**Set problem**
Give the count of lines containing the string "notamment", with no other output.

[BEGIN Data in this exercise]

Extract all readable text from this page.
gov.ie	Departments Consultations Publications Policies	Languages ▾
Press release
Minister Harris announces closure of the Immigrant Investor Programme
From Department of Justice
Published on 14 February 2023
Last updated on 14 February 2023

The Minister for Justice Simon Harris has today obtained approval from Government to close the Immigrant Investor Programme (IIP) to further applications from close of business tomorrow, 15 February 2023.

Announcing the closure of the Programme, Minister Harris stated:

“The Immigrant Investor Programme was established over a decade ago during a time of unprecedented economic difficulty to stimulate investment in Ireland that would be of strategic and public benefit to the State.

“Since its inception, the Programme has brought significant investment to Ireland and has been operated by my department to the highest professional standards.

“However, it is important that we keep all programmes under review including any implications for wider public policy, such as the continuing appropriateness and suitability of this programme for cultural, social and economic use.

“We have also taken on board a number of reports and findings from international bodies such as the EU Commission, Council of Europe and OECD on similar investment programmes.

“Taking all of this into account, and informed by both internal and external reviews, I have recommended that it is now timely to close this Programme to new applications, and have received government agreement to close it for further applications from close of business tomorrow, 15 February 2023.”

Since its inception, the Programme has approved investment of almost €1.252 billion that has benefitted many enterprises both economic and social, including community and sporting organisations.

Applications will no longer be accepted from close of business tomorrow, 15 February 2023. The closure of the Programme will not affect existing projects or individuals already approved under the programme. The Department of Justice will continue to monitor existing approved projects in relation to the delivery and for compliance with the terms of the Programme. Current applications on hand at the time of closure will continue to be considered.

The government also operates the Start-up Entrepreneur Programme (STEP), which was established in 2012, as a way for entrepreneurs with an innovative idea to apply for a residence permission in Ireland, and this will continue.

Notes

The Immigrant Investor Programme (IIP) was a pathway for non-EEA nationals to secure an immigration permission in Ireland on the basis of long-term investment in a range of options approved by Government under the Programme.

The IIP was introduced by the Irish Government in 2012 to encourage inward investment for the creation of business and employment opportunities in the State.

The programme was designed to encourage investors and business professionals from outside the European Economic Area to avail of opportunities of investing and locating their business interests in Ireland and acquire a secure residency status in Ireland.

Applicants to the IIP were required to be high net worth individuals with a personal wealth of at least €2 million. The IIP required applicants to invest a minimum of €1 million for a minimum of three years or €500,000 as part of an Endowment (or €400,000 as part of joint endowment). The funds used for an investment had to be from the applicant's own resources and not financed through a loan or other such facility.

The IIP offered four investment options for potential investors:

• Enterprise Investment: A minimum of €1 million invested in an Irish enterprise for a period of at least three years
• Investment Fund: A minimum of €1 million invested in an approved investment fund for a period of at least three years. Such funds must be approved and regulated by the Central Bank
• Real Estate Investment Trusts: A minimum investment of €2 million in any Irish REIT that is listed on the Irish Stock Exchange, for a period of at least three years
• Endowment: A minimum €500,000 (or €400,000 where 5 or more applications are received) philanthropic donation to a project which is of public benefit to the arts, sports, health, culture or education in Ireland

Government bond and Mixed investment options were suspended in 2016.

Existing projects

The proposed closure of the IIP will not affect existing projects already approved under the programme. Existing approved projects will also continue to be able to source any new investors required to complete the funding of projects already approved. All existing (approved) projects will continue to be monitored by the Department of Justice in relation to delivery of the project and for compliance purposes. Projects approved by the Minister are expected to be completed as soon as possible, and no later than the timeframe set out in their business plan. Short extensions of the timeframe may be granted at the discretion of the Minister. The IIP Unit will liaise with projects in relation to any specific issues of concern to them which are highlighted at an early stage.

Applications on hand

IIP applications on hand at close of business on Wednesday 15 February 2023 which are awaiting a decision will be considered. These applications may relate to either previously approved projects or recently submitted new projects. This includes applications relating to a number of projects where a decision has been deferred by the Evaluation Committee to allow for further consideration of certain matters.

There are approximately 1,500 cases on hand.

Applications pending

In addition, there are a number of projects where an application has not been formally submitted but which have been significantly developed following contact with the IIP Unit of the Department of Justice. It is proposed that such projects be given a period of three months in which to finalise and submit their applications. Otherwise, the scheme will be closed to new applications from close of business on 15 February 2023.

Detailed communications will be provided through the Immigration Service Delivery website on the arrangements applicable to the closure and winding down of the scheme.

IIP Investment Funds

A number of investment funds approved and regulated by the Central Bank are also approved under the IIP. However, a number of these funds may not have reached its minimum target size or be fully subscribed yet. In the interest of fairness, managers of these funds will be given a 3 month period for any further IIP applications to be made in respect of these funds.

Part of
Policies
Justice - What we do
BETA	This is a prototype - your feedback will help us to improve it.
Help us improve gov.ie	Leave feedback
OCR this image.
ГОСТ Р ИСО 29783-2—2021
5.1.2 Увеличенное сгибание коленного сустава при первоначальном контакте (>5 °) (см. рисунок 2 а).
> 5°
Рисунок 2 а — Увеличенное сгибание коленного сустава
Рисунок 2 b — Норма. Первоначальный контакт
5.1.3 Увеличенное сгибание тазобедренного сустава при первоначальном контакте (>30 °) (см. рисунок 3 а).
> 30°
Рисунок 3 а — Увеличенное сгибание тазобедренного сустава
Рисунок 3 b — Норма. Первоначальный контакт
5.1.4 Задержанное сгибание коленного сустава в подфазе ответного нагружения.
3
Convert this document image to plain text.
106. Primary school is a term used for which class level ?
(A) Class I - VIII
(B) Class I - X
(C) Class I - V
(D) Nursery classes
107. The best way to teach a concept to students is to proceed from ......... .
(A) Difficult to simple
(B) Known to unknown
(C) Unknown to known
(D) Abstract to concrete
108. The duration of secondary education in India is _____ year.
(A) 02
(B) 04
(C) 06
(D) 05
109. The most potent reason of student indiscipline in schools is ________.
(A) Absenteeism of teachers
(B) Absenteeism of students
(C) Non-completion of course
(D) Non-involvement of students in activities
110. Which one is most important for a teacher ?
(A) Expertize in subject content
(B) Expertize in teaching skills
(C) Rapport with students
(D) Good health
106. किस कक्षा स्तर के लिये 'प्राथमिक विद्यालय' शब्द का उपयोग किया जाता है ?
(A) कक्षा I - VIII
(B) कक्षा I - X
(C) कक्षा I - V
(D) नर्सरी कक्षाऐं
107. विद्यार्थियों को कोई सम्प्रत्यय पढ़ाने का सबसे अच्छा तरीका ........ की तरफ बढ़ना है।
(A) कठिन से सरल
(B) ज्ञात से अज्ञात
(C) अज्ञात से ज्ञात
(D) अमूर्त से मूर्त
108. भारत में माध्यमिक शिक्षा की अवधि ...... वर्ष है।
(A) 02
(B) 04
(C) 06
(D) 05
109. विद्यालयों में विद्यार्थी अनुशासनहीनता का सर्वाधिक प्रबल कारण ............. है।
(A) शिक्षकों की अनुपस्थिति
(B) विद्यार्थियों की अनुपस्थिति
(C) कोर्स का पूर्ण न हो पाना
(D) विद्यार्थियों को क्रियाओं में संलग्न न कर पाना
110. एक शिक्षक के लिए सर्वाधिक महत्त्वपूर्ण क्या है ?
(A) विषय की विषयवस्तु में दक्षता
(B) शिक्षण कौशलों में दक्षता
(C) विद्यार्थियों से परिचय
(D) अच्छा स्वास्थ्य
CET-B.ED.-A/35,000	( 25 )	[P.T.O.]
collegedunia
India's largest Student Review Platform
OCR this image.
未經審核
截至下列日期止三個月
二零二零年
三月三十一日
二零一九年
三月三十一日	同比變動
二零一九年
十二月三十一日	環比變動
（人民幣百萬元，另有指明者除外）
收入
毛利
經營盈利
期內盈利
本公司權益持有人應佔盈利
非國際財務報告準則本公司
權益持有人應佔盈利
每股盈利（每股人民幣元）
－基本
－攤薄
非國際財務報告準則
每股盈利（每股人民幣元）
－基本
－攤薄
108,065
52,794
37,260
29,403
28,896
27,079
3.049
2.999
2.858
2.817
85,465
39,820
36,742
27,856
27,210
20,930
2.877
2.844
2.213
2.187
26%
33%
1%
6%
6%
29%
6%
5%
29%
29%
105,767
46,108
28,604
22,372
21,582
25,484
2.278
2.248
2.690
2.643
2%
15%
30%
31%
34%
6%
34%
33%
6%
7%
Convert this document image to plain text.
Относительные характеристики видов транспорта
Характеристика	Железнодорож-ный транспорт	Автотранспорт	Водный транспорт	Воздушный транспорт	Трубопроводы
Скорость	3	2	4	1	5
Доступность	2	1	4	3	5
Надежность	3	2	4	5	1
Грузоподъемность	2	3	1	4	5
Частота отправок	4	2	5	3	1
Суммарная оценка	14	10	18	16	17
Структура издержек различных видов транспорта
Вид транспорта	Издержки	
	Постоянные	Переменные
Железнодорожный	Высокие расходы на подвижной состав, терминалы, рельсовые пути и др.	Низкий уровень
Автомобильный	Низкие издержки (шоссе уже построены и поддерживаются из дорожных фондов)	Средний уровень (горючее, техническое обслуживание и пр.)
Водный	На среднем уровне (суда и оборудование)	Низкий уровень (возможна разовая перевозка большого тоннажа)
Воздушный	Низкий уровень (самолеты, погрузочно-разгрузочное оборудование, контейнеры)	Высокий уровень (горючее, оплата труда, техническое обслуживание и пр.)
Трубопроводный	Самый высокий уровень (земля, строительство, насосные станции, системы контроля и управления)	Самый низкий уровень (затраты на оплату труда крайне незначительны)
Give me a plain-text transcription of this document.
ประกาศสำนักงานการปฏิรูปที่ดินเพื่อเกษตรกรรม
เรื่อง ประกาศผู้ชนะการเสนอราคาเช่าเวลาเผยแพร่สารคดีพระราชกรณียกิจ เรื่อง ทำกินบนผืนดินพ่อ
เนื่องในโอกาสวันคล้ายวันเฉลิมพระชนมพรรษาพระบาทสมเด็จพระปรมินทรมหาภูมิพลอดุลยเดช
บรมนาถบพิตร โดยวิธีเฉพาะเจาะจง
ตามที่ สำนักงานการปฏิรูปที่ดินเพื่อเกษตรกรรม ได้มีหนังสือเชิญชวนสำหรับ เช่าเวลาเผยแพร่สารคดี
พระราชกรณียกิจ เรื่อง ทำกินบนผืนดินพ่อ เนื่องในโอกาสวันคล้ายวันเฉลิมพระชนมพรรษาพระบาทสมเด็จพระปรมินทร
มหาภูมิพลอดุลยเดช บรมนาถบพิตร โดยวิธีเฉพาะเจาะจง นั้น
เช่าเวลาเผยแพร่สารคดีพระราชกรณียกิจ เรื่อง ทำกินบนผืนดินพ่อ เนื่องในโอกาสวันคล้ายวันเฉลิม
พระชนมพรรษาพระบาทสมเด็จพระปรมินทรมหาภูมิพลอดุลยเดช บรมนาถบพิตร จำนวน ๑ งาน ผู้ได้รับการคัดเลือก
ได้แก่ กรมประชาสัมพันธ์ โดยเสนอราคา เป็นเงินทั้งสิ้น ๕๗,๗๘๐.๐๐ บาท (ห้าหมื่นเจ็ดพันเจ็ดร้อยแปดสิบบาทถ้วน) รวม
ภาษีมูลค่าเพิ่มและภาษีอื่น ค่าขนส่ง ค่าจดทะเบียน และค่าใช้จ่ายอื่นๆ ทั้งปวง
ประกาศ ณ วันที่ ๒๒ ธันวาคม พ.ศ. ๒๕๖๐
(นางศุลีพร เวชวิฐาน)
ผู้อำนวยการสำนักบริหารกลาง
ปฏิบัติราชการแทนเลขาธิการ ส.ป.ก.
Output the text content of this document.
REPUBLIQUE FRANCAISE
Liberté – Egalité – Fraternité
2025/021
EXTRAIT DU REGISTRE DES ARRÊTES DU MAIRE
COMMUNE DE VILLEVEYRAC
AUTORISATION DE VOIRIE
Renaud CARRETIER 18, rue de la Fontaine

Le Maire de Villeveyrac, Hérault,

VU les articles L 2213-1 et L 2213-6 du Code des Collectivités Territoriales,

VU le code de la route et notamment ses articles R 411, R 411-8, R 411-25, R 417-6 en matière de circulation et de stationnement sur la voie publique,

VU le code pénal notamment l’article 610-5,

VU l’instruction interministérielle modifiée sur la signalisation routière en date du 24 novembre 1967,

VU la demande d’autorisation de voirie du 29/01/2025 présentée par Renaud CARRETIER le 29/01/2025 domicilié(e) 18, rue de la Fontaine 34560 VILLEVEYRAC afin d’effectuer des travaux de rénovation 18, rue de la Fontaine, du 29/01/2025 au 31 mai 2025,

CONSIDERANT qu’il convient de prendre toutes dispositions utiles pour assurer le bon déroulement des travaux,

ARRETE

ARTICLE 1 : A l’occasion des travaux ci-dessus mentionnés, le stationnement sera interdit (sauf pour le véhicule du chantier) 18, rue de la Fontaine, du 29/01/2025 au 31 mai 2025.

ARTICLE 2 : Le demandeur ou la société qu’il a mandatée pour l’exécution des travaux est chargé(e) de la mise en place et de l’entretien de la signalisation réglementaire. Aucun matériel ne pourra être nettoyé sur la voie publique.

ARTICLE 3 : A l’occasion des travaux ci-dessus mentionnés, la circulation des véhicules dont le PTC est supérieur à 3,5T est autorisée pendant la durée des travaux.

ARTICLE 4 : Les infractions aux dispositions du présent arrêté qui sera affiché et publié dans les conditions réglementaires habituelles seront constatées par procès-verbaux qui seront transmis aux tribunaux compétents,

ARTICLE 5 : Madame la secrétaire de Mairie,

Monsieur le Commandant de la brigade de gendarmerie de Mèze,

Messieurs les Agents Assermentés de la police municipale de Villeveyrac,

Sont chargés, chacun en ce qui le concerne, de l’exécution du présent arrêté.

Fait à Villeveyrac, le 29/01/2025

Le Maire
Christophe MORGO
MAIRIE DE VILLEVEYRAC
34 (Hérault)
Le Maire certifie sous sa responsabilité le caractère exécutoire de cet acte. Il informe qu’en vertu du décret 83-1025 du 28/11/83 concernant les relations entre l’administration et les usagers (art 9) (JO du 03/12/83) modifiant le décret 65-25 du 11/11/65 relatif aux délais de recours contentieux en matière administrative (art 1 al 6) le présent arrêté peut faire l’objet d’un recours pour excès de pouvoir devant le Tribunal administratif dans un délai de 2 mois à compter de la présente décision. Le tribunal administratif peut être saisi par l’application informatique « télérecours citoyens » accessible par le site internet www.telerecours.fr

[END Data in this exercise]

**Final result**
2